* What you should do:
Give the listing again in full, exactly as written.

==== Materials provided

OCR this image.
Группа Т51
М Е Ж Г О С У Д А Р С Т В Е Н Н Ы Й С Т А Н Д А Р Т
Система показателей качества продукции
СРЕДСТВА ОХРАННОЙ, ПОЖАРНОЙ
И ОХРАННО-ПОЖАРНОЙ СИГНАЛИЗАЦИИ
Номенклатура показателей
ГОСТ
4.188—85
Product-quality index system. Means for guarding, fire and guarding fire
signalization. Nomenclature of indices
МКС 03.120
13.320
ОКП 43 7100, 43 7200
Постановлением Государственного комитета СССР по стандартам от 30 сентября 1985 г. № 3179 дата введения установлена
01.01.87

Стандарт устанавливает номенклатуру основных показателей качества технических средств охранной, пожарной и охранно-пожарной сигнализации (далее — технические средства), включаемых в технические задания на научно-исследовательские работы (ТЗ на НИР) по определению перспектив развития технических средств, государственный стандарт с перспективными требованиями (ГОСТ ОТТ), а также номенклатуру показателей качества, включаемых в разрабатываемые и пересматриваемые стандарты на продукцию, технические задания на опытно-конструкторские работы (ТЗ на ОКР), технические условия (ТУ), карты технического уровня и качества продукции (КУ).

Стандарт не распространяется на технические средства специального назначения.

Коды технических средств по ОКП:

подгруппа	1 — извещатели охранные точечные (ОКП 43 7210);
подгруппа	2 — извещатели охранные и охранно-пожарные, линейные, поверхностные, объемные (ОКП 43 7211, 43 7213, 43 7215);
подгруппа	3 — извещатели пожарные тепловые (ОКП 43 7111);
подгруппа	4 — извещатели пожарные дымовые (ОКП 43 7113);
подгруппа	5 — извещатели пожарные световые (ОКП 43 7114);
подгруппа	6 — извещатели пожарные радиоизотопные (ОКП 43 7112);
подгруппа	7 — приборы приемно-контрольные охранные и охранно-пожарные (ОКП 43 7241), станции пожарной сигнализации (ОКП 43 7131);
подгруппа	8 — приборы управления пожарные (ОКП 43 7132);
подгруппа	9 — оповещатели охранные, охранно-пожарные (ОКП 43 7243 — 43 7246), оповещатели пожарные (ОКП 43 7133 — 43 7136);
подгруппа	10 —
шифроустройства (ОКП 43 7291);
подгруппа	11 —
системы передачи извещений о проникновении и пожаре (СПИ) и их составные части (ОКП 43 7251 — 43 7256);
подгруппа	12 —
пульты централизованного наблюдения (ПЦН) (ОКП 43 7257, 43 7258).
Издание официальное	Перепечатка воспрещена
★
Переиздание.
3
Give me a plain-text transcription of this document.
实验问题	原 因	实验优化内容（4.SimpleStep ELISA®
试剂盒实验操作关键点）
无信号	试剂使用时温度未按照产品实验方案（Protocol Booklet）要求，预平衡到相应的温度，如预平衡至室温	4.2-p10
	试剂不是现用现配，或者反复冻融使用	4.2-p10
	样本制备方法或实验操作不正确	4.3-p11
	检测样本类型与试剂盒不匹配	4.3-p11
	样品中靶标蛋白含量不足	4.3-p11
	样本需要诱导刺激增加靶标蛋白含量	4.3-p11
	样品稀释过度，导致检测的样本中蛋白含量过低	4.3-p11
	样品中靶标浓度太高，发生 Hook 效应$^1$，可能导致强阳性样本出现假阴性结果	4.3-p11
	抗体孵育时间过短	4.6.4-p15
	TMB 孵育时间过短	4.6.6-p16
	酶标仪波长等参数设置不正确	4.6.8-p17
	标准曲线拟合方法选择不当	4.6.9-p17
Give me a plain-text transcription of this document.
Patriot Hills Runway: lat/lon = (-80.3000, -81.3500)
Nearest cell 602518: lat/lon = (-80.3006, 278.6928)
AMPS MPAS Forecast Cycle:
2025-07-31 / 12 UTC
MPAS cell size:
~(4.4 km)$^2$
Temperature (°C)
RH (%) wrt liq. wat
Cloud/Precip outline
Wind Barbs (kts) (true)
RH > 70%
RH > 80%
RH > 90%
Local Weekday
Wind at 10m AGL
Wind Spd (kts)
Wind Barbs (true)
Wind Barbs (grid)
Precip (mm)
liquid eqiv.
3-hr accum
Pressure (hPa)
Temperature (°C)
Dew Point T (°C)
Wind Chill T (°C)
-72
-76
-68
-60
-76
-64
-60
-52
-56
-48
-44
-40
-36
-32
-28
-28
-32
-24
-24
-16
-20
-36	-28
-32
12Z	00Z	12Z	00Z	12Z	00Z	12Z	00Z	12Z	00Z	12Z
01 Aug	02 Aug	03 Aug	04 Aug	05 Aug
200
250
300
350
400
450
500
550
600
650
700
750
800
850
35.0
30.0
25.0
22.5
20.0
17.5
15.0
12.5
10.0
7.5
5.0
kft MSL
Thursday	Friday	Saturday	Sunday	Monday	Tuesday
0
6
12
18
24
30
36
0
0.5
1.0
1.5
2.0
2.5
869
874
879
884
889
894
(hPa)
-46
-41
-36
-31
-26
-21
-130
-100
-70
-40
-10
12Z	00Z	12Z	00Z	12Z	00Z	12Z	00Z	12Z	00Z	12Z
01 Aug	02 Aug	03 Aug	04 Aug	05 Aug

========

* Exercise response:
OCR this image.
Группа Т51
М Е Ж Г О С У Д А Р С Т В Е Н Н Ы Й С Т А Н Д А Р Т
Система показателей качества продукции
СРЕДСТВА ОХРАННОЙ, ПОЖАРНОЙ
И ОХРАННО-ПОЖАРНОЙ СИГНАЛИЗАЦИИ
Номенклатура показателей
ГОСТ
4.188—85
Product-quality index system. Means for guarding, fire and guarding fire
signalization. Nomenclature of indices
МКС 03.120
13.320
ОКП 43 7100, 43 7200
Постановлением Государственного комитета СССР по стандартам от 30 сентября 1985 г. № 3179 дата введения установлена
01.01.87

Стандарт устанавливает номенклатуру основных показателей качества технических средств охранной, пожарной и охранно-пожарной сигнализации (далее — технические средства), включаемых в технические задания на научно-исследовательские работы (ТЗ на НИР) по определению перспектив развития технических средств, государственный стандарт с перспективными требованиями (ГОСТ ОТТ), а также номенклатуру показателей качества, включаемых в разрабатываемые и пересматриваемые стандарты на продукцию, технические задания на опытно-конструкторские работы (ТЗ на ОКР), технические условия (ТУ), карты технического уровня и качества продукции (КУ).

Стандарт не распространяется на технические средства специального назначения.

Коды технических средств по ОКП:

подгруппа	1 — извещатели охранные точечные (ОКП 43 7210);
подгруппа	2 — извещатели охранные и охранно-пожарные, линейные, поверхностные, объемные (ОКП 43 7211, 43 7213, 43 7215);
подгруппа	3 — извещатели пожарные тепловые (ОКП 43 7111);
подгруппа	4 — извещатели пожарные дымовые (ОКП 43 7113);
подгруппа	5 — извещатели пожарные световые (ОКП 43 7114);
подгруппа	6 — извещатели пожарные радиоизотопные (ОКП 43 7112);
подгруппа	7 — приборы приемно-контрольные охранные и охранно-пожарные (ОКП 43 7241), станции пожарной сигнализации (ОКП 43 7131);
подгруппа	8 — приборы управления пожарные (ОКП 43 7132);
подгруппа	9 — оповещатели охранные, охранно-пожарные (ОКП 43 7243 — 43 7246), оповещатели пожарные (ОКП 43 7133 — 43 7136);
подгруппа	10 —
шифроустройства (ОКП 43 7291);
подгруппа	11 —
системы передачи извещений о проникновении и пожаре (СПИ) и их составные части (ОКП 43 7251 — 43 7256);
подгруппа	12 —
пульты централизованного наблюдения (ПЦН) (ОКП 43 7257, 43 7258).
Издание официальное	Перепечатка воспрещена
★
Переиздание.
3
Give me a plain-text transcription of this document.
实验问题	原 因	实验优化内容（4.SimpleStep ELISA®
试剂盒实验操作关键点）
无信号	试剂使用时温度未按照产品实验方案（Protocol Booklet）要求，预平衡到相应的温度，如预平衡至室温	4.2-p10
	试剂不是现用现配，或者反复冻融使用	4.2-p10
	样本制备方法或实验操作不正确	4.3-p11
	检测样本类型与试剂盒不匹配	4.3-p11
	样品中靶标蛋白含量不足	4.3-p11
	样本需要诱导刺激增加靶标蛋白含量	4.3-p11
	样品稀释过度，导致检测的样本中蛋白含量过低	4.3-p11
	样品中靶标浓度太高，发生 Hook 效应$^1$，可能导致强阳性样本出现假阴性结果	4.3-p11
	抗体孵育时间过短	4.6.4-p15
	TMB 孵育时间过短	4.6.6-p16
	酶标仪波长等参数设置不正确	4.6.8-p17
	标准曲线拟合方法选择不当	4.6.9-p17
Give me a plain-text transcription of this document.
Patriot Hills Runway: lat/lon = (-80.3000, -81.3500)
Nearest cell 602518: lat/lon = (-80.3006, 278.6928)
AMPS MPAS Forecast Cycle:
2025-07-31 / 12 UTC
MPAS cell size:
~(4.4 km)$^2$
Temperature (°C)
RH (%) wrt liq. wat
Cloud/Precip outline
Wind Barbs (kts) (true)
RH > 70%
RH > 80%
RH > 90%
Local Weekday
Wind at 10m AGL
Wind Spd (kts)
Wind Barbs (true)
Wind Barbs (grid)
Precip (mm)
liquid eqiv.
3-hr accum
Pressure (hPa)
Temperature (°C)
Dew Point T (°C)
Wind Chill T (°C)
-72
-76
-68
-60
-76
-64
-60
-52
-56
-48
-44
-40
-36
-32
-28
-28
-32
-24
-24
-16
-20
-36	-28
-32
12Z	00Z	12Z	00Z	12Z	00Z	12Z	00Z	12Z	00Z	12Z
01 Aug	02 Aug	03 Aug	04 Aug	05 Aug
200
250
300
350
400
450
500
550
600
650
700
750
800
850
35.0
30.0
25.0
22.5
20.0
17.5
15.0
12.5
10.0
7.5
5.0
kft MSL
Thursday	Friday	Saturday	Sunday	Monday	Tuesday
0
6
12
18
24
30
36
0
0.5
1.0
1.5
2.0
2.5
869
874
879
884
889
894
(hPa)
-46
-41
-36
-31
-26
-21
-130
-100
-70
-40
-10
12Z	00Z	12Z	00Z	12Z	00Z	12Z	00Z	12Z	00Z	12Z
01 Aug	02 Aug	03 Aug	04 Aug	05 Aug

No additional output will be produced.